What the task requires ▸
Transcribe the full listing exactly, and drop every picture.

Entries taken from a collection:
• • • • • • •
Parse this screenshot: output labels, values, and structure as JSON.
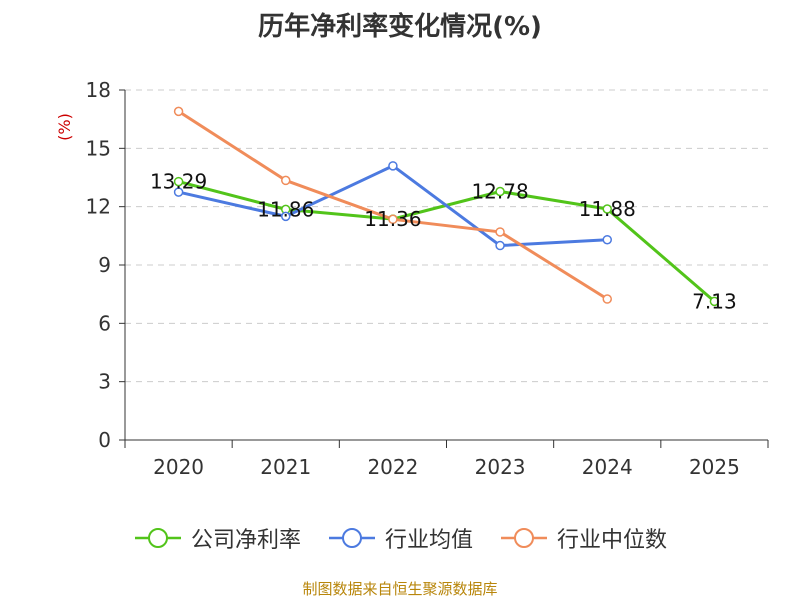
{
  "chart_data": {
    "type": "line",
    "title": "历年净利率变化情况(%)",
    "ylabel": "(%)",
    "xlabel": "",
    "ylim": [
      0,
      18
    ],
    "yticks": [
      0,
      3,
      6,
      9,
      12,
      15,
      18
    ],
    "categories": [
      "2020",
      "2021",
      "2022",
      "2023",
      "2024",
      "2025"
    ],
    "grid": true,
    "legend_position": "bottom",
    "series": [
      {
        "name": "公司净利率",
        "color": "#52c41a",
        "values": [
          13.29,
          11.86,
          11.36,
          12.78,
          11.88,
          7.13
        ],
        "show_labels": true
      },
      {
        "name": "行业均值",
        "color": "#4c7ae0",
        "values": [
          12.75,
          11.5,
          14.1,
          10.0,
          10.3,
          null
        ],
        "show_labels": false
      },
      {
        "name": "行业中位数",
        "color": "#f08c5a",
        "values": [
          16.9,
          13.35,
          11.35,
          10.7,
          7.25,
          null
        ],
        "show_labels": false
      }
    ]
  },
  "source_text": "制图数据来自恒生聚源数据库"
}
• • • • • • •
Finished exercise ▸
Parse this screenshot: output labels, values, and structure as JSON.
{
  "chart_data": {
    "type": "line",
    "title": "历年净利率变化情况(%)",
    "ylabel": "(%)",
    "xlabel": "",
    "ylim": [
      0,
      18
    ],
    "yticks": [
      0,
      3,
      6,
      9,
      12,
      15,
      18
    ],
    "categories": [
      "2020",
      "2021",
      "2022",
      "2023",
      "2024",
      "2025"
    ],
    "grid": true,
    "legend_position": "bottom",
    "series": [
      {
        "name": "公司净利率",
        "color": "#52c41a",
        "values": [
          13.29,
          11.86,
          11.36,
          12.78,
          11.88,
          7.13
        ],
        "show_labels": true
      },
      {
        "name": "行业均值",
        "color": "#4c7ae0",
        "values": [
          12.75,
          11.5,
          14.1,
          10.0,
          10.3,
          null
        ],
        "show_labels": false
      },
      {
        "name": "行业中位数",
        "color": "#f08c5a",
        "values": [
          16.9,
          13.35,
          11.35,
          10.7,
          7.25,
          null
        ],
        "show_labels": false
      }
    ]
  },
  "source_text": "制图数据来自恒生聚源数据库"
}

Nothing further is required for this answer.